__Exercise details__: Write the material out again, line by line, exactly as it is.
═══ Records supplied ═══
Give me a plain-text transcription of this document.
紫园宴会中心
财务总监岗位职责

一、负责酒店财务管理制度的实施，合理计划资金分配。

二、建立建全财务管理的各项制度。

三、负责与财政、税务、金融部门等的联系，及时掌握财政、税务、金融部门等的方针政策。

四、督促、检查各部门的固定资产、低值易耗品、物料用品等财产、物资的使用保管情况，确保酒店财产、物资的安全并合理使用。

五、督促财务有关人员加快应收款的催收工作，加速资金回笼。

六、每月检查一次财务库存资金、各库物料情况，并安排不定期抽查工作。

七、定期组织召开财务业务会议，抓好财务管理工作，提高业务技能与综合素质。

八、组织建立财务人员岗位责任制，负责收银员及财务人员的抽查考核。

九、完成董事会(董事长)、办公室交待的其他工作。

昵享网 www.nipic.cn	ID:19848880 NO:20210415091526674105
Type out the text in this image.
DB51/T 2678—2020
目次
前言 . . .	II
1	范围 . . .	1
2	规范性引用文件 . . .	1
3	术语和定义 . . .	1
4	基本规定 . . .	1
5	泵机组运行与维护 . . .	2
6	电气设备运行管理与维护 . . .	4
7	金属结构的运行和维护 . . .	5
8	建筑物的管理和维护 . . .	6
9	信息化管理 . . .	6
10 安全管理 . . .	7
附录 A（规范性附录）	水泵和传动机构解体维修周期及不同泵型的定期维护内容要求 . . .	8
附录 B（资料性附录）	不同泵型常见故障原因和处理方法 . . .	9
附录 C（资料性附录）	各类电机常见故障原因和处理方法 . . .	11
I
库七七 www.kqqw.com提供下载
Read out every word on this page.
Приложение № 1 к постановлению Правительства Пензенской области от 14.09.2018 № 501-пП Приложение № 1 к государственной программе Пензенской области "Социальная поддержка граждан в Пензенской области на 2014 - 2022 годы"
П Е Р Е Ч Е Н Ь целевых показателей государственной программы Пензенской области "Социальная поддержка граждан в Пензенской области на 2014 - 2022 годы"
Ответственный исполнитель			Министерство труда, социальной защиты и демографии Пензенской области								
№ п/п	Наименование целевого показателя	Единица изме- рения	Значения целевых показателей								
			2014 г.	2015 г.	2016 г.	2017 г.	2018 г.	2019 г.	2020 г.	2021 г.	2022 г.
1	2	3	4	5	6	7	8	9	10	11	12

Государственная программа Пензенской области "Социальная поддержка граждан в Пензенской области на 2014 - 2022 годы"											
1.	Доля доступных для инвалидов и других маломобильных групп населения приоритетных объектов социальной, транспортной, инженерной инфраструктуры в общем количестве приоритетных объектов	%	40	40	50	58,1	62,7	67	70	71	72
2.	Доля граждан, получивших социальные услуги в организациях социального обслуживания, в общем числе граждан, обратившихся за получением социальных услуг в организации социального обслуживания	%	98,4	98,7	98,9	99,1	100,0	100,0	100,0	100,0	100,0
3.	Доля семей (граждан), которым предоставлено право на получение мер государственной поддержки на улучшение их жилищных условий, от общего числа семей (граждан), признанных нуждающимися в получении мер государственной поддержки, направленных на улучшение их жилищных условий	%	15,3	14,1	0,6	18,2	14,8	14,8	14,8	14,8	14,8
═══
__Answer to the task__:
Give me a plain-text transcription of this document.
紫园宴会中心
财务总监岗位职责

一、负责酒店财务管理制度的实施，合理计划资金分配。

二、建立建全财务管理的各项制度。

三、负责与财政、税务、金融部门等的联系，及时掌握财政、税务、金融部门等的方针政策。

四、督促、检查各部门的固定资产、低值易耗品、物料用品等财产、物资的使用保管情况，确保酒店财产、物资的安全并合理使用。

五、督促财务有关人员加快应收款的催收工作，加速资金回笼。

六、每月检查一次财务库存资金、各库物料情况，并安排不定期抽查工作。

七、定期组织召开财务业务会议，抓好财务管理工作，提高业务技能与综合素质。

八、组织建立财务人员岗位责任制，负责收银员及财务人员的抽查考核。

九、完成董事会(董事长)、办公室交待的其他工作。

昵享网 www.nipic.cn	ID:19848880 NO:20210415091526674105
Type out the text in this image.
DB51/T 2678—2020
目次
前言 . . .	II
1	范围 . . .	1
2	规范性引用文件 . . .	1
3	术语和定义 . . .	1
4	基本规定 . . .	1
5	泵机组运行与维护 . . .	2
6	电气设备运行管理与维护 . . .	4
7	金属结构的运行和维护 . . .	5
8	建筑物的管理和维护 . . .	6
9	信息化管理 . . .	6
10 安全管理 . . .	7
附录 A（规范性附录）	水泵和传动机构解体维修周期及不同泵型的定期维护内容要求 . . .	8
附录 B（资料性附录）	不同泵型常见故障原因和处理方法 . . .	9
附录 C（资料性附录）	各类电机常见故障原因和处理方法 . . .	11
I
库七七 www.kqqw.com提供下载
Read out every word on this page.
Приложение № 1 к постановлению Правительства Пензенской области от 14.09.2018 № 501-пП Приложение № 1 к государственной программе Пензенской области "Социальная поддержка граждан в Пензенской области на 2014 - 2022 годы"
П Е Р Е Ч Е Н Ь целевых показателей государственной программы Пензенской области "Социальная поддержка граждан в Пензенской области на 2014 - 2022 годы"
Ответственный исполнитель			Министерство труда, социальной защиты и демографии Пензенской области								
№ п/п	Наименование целевого показателя	Единица изме- рения	Значения целевых показателей								
			2014 г.	2015 г.	2016 г.	2017 г.	2018 г.	2019 г.	2020 г.	2021 г.	2022 г.
1	2	3	4	5	6	7	8	9	10	11	12

Государственная программа Пензенской области "Социальная поддержка граждан в Пензенской области на 2014 - 2022 годы"											
1.	Доля доступных для инвалидов и других маломобильных групп населения приоритетных объектов социальной, транспортной, инженерной инфраструктуры в общем количестве приоритетных объектов	%	40	40	50	58,1	62,7	67	70	71	72
2.	Доля граждан, получивших социальные услуги в организациях социального обслуживания, в общем числе граждан, обратившихся за получением социальных услуг в организации социального обслуживания	%	98,4	98,7	98,9	99,1	100,0	100,0	100,0	100,0	100,0
3.	Доля семей (граждан), которым предоставлено право на получение мер государственной поддержки на улучшение их жилищных условий, от общего числа семей (граждан), признанных нуждающимися в получении мер государственной поддержки, направленных на улучшение их жилищных условий	%	15,3	14,1	0,6	18,2	14,8	14,8	14,8	14,8	14,8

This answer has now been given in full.